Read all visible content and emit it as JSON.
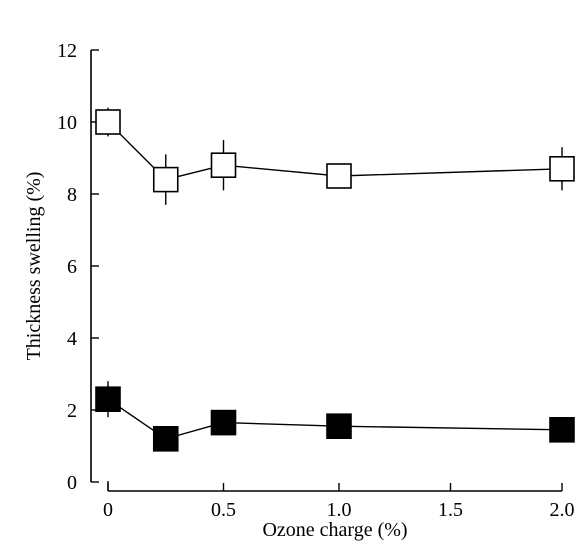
{
  "chart_data": {
    "type": "line",
    "title": "",
    "xlabel": "Ozone charge (%)",
    "ylabel": "Thickness swelling (%)",
    "xlim": [
      0,
      2.0
    ],
    "ylim": [
      0,
      12
    ],
    "x_break": [
      1.0,
      2.0
    ],
    "x_tick_labels": [
      "0",
      "0.5",
      "1.0",
      "1.5",
      "2.0"
    ],
    "y_tick_labels": [
      "0",
      "2",
      "4",
      "6",
      "8",
      "10",
      "12"
    ],
    "grid": false,
    "series": [
      {
        "marker": "open-square",
        "x": [
          0,
          0.25,
          0.5,
          1.0,
          2.0
        ],
        "y": [
          10.0,
          8.4,
          8.8,
          8.5,
          8.7
        ],
        "err": [
          0.4,
          0.7,
          0.7,
          0.3,
          0.6
        ]
      },
      {
        "marker": "filled-square",
        "x": [
          0,
          0.25,
          0.5,
          1.0,
          2.0
        ],
        "y": [
          2.3,
          1.2,
          1.65,
          1.55,
          1.45
        ],
        "err": [
          0.5,
          0.2,
          0.2,
          0.2,
          0.2
        ]
      }
    ]
  },
  "colors": {
    "axis": "#000000",
    "open_marker_fill": "#ffffff",
    "filled_marker_fill": "#000000"
  }
}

+ + + +

- _Written problem_:
Do not include images; quote all of the entries above exactly.

- _Full response_:
Read all visible content and emit it as JSON.
{
  "chart_data": {
    "type": "line",
    "title": "",
    "xlabel": "Ozone charge (%)",
    "ylabel": "Thickness swelling (%)",
    "xlim": [
      0,
      2.0
    ],
    "ylim": [
      0,
      12
    ],
    "x_break": [
      1.0,
      2.0
    ],
    "x_tick_labels": [
      "0",
      "0.5",
      "1.0",
      "1.5",
      "2.0"
    ],
    "y_tick_labels": [
      "0",
      "2",
      "4",
      "6",
      "8",
      "10",
      "12"
    ],
    "grid": false,
    "series": [
      {
        "marker": "open-square",
        "x": [
          0,
          0.25,
          0.5,
          1.0,
          2.0
        ],
        "y": [
          10.0,
          8.4,
          8.8,
          8.5,
          8.7
        ],
        "err": [
          0.4,
          0.7,
          0.7,
          0.3,
          0.6
        ]
      },
      {
        "marker": "filled-square",
        "x": [
          0,
          0.25,
          0.5,
          1.0,
          2.0
        ],
        "y": [
          2.3,
          1.2,
          1.65,
          1.55,
          1.45
        ],
        "err": [
          0.5,
          0.2,
          0.2,
          0.2,
          0.2
        ]
      }
    ]
  },
  "colors": {
    "axis": "#000000",
    "open_marker_fill": "#ffffff",
    "filled_marker_fill": "#000000"
  }
}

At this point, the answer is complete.